**Given request:** Write out every line of the material exactly as it appears.

---- Supplied material

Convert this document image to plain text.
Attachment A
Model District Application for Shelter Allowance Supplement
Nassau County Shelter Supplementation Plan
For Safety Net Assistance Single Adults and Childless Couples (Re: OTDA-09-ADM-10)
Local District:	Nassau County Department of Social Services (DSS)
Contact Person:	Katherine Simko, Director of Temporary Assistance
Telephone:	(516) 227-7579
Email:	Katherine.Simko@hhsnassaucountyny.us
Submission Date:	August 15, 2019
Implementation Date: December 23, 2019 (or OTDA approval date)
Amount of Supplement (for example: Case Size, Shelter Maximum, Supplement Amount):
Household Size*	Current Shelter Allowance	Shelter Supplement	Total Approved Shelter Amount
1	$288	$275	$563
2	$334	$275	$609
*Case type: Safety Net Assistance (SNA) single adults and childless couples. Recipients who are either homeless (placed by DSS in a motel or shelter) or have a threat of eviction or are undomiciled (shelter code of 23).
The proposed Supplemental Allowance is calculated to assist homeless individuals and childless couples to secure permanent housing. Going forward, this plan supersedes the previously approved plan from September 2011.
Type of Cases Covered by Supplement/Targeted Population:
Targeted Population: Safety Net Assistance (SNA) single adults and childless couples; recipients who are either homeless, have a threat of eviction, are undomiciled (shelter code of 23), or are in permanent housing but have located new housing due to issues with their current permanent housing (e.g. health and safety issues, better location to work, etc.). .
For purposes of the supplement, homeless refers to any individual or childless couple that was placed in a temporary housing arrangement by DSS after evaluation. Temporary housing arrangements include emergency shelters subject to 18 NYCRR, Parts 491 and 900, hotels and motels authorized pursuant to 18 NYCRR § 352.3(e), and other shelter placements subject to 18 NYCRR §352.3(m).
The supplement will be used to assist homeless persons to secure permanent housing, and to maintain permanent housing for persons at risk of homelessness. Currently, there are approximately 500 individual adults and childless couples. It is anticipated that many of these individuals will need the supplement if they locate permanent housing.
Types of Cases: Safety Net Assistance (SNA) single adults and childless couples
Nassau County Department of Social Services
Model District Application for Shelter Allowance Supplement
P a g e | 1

--------

**Solution below:**
Convert this document image to plain text.
Attachment A
Model District Application for Shelter Allowance Supplement
Nassau County Shelter Supplementation Plan
For Safety Net Assistance Single Adults and Childless Couples (Re: OTDA-09-ADM-10)
Local District:	Nassau County Department of Social Services (DSS)
Contact Person:	Katherine Simko, Director of Temporary Assistance
Telephone:	(516) 227-7579
Email:	Katherine.Simko@hhsnassaucountyny.us
Submission Date:	August 15, 2019
Implementation Date: December 23, 2019 (or OTDA approval date)
Amount of Supplement (for example: Case Size, Shelter Maximum, Supplement Amount):
Household Size*	Current Shelter Allowance	Shelter Supplement	Total Approved Shelter Amount
1	$288	$275	$563
2	$334	$275	$609
*Case type: Safety Net Assistance (SNA) single adults and childless couples. Recipients who are either homeless (placed by DSS in a motel or shelter) or have a threat of eviction or are undomiciled (shelter code of 23).
The proposed Supplemental Allowance is calculated to assist homeless individuals and childless couples to secure permanent housing. Going forward, this plan supersedes the previously approved plan from September 2011.
Type of Cases Covered by Supplement/Targeted Population:
Targeted Population: Safety Net Assistance (SNA) single adults and childless couples; recipients who are either homeless, have a threat of eviction, are undomiciled (shelter code of 23), or are in permanent housing but have located new housing due to issues with their current permanent housing (e.g. health and safety issues, better location to work, etc.). .
For purposes of the supplement, homeless refers to any individual or childless couple that was placed in a temporary housing arrangement by DSS after evaluation. Temporary housing arrangements include emergency shelters subject to 18 NYCRR, Parts 491 and 900, hotels and motels authorized pursuant to 18 NYCRR § 352.3(e), and other shelter placements subject to 18 NYCRR §352.3(m).
The supplement will be used to assist homeless persons to secure permanent housing, and to maintain permanent housing for persons at risk of homelessness. Currently, there are approximately 500 individual adults and childless couples. It is anticipated that many of these individuals will need the supplement if they locate permanent housing.
Types of Cases: Safety Net Assistance (SNA) single adults and childless couples
Nassau County Department of Social Services
Model District Application for Shelter Allowance Supplement
P a g e | 1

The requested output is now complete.